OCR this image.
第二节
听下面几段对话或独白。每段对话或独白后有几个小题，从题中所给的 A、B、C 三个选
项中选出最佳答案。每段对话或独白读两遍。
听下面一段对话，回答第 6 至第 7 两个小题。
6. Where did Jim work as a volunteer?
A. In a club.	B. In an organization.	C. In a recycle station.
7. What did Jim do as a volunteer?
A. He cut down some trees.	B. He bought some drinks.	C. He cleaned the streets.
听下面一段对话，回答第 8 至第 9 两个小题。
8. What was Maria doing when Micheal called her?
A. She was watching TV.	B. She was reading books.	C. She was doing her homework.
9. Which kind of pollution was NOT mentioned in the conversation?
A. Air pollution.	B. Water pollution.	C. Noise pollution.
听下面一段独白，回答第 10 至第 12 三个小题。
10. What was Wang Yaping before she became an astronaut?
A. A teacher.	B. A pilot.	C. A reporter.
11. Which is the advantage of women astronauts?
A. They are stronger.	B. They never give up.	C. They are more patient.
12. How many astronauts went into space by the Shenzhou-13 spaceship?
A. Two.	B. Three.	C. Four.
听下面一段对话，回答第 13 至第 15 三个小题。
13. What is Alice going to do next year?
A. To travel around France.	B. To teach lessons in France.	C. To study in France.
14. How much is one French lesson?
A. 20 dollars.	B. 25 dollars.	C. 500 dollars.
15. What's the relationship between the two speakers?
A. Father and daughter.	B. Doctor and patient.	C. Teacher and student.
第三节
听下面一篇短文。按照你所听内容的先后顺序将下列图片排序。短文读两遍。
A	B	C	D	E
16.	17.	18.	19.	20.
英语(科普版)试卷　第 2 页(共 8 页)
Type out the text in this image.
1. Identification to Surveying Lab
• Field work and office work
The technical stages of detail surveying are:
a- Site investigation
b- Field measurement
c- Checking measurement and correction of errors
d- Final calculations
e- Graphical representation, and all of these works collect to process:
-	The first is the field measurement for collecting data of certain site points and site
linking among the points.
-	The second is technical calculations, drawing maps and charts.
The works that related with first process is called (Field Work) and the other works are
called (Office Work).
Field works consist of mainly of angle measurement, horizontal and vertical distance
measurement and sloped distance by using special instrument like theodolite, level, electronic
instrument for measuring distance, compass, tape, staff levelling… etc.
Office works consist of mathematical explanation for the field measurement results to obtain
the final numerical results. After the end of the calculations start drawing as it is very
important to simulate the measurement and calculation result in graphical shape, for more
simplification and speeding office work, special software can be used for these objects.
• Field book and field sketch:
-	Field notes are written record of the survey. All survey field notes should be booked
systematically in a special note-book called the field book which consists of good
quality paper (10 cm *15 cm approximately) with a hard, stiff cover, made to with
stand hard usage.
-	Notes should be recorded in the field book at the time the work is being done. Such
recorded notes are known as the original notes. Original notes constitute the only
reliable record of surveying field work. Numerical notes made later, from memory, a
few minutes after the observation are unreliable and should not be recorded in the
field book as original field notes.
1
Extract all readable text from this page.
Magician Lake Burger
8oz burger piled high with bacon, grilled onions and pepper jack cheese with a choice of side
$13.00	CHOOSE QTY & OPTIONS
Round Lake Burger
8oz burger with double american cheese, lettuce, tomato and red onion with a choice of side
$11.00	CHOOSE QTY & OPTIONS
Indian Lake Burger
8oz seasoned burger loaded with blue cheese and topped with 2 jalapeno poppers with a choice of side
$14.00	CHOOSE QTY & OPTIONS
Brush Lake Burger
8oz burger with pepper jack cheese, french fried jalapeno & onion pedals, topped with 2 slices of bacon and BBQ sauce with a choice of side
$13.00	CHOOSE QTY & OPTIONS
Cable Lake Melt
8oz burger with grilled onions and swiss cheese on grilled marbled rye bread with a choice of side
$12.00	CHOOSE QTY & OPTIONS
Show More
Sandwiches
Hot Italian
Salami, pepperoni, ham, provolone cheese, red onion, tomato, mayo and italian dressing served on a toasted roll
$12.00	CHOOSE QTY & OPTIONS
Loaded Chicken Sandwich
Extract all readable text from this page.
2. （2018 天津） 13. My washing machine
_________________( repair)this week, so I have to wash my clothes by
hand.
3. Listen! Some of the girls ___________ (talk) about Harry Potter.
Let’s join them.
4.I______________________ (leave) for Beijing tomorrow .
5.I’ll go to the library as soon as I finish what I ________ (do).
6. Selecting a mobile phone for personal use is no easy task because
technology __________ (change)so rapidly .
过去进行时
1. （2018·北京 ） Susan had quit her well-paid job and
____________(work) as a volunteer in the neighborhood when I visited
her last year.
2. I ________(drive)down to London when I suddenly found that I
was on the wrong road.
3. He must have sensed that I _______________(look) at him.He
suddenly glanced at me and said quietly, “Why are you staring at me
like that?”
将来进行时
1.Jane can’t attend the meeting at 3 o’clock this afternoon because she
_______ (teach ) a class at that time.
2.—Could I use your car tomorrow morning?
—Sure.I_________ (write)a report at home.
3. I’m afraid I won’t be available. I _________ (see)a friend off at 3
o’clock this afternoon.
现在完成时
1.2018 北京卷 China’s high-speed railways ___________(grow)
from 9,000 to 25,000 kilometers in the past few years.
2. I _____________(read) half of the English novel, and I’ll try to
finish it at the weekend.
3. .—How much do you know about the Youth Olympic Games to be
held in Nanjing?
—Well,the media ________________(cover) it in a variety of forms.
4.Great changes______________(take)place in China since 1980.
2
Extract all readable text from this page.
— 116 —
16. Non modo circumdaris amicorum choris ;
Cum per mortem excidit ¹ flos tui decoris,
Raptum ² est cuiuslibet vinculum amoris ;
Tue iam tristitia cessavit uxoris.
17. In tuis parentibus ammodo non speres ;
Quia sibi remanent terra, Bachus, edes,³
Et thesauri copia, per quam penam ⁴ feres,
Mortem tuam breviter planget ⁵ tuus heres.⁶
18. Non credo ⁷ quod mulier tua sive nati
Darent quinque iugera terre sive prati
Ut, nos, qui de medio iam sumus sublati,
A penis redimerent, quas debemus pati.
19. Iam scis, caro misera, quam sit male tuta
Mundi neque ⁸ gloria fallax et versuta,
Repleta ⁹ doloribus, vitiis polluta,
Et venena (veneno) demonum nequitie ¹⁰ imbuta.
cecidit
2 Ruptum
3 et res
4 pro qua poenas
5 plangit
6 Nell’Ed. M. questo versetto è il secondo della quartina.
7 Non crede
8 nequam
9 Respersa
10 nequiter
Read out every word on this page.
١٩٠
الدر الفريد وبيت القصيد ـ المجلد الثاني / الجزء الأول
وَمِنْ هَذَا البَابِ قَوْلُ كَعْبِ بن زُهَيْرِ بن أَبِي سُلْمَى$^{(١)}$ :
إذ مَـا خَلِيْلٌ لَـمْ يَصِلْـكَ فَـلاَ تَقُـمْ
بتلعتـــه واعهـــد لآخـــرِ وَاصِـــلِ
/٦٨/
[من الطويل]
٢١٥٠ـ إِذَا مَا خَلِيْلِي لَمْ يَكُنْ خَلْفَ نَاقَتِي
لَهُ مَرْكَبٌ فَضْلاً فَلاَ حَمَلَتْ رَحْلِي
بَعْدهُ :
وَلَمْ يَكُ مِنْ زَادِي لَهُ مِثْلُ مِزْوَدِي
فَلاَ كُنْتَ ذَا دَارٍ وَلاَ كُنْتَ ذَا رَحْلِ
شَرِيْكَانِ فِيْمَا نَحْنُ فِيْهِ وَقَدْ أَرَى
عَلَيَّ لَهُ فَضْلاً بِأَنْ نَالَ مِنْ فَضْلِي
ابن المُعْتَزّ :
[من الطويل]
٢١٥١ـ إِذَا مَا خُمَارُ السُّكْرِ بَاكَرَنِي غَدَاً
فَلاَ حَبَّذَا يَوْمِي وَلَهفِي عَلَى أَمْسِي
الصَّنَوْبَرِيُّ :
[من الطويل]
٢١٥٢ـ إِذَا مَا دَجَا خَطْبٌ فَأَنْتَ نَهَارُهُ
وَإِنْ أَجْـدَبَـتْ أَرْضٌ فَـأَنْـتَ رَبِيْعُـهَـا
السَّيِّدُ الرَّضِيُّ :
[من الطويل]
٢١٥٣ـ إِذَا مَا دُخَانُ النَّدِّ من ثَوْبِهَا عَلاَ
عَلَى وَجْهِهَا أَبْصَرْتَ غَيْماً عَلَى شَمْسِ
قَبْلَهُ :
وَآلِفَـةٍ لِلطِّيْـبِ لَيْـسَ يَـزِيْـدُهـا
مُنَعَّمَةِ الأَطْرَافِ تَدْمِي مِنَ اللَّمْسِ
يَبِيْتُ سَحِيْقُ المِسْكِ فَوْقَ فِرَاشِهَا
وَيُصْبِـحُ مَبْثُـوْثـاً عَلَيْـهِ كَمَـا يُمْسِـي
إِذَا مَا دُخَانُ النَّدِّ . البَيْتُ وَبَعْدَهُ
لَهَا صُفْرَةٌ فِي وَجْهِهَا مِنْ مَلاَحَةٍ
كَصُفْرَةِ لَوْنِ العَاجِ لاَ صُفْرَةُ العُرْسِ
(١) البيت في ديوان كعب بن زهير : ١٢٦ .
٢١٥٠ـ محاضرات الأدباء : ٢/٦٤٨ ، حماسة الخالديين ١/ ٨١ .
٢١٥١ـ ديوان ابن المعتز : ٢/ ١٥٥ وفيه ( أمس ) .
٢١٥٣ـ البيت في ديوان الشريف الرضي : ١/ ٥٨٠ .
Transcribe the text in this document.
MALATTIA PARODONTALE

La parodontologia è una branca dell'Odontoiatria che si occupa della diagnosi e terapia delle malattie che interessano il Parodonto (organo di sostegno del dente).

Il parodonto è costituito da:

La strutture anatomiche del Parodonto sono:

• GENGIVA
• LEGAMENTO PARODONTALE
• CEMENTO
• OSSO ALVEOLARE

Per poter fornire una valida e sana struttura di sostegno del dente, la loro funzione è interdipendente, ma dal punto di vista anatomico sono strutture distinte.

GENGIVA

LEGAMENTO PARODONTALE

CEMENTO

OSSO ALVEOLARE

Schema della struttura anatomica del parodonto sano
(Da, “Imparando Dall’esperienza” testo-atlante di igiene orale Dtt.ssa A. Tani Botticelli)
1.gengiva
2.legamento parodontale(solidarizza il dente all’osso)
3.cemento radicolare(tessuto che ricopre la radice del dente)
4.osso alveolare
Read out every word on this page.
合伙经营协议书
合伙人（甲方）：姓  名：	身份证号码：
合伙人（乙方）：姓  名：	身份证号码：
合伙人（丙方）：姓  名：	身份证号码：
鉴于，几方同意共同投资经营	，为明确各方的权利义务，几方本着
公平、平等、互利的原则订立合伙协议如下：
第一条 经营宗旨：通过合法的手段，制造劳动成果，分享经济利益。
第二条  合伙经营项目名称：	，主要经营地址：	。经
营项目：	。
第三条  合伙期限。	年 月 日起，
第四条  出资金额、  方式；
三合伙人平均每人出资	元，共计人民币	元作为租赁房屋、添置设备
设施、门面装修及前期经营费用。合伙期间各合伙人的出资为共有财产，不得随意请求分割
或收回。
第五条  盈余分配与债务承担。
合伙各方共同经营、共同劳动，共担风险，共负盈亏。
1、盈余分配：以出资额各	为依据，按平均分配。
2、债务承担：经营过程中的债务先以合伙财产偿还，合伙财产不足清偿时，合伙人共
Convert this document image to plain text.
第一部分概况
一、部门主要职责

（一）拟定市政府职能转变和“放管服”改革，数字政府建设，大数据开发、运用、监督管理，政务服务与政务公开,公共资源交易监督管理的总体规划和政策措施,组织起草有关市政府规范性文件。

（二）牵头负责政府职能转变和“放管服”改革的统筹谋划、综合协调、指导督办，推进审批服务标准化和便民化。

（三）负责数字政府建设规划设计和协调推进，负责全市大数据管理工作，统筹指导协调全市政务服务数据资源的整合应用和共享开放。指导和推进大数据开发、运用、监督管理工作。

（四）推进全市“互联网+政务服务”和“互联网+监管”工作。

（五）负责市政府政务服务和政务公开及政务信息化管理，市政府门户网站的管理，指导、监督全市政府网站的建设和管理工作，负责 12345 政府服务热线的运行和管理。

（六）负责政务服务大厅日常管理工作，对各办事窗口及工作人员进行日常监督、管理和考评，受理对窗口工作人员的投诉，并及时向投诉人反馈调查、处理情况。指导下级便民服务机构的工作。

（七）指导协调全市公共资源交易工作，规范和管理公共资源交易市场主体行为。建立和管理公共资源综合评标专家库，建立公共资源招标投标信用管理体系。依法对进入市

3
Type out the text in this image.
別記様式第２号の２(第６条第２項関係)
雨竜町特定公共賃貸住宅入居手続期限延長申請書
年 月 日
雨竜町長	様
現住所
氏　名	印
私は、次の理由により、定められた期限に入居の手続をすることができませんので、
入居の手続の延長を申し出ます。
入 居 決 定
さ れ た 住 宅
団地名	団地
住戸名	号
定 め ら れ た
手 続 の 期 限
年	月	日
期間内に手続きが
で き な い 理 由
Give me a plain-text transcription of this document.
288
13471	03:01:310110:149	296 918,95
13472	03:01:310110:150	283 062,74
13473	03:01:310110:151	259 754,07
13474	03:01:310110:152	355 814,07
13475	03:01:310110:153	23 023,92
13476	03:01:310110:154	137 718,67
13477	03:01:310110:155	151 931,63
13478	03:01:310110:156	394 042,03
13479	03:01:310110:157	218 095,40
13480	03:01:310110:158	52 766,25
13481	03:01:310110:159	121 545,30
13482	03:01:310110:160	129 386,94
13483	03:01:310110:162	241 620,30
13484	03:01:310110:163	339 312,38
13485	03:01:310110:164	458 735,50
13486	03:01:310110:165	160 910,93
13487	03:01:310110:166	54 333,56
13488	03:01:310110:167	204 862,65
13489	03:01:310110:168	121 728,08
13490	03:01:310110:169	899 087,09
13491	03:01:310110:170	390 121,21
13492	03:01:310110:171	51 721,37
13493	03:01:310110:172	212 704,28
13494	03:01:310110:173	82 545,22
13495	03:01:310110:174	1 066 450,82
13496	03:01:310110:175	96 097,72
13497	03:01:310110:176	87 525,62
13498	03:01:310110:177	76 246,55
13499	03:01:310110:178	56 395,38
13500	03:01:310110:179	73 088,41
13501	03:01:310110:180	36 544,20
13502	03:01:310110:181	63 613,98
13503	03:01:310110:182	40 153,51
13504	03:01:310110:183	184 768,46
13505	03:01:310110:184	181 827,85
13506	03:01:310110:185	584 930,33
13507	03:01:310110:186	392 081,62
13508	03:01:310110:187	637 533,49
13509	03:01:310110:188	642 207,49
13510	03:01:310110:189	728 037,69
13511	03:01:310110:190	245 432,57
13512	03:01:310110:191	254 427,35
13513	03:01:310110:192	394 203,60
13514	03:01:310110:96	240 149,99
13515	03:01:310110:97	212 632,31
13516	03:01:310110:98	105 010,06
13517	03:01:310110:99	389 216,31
++++
=== What you need to do ===
Out of the records, collect only those lines that contain the string "these".

=== Solution to the exercise ===
e- Graphical representation, and all of these works collect to process:
simplification and speeding office work, special software can be used for these objects.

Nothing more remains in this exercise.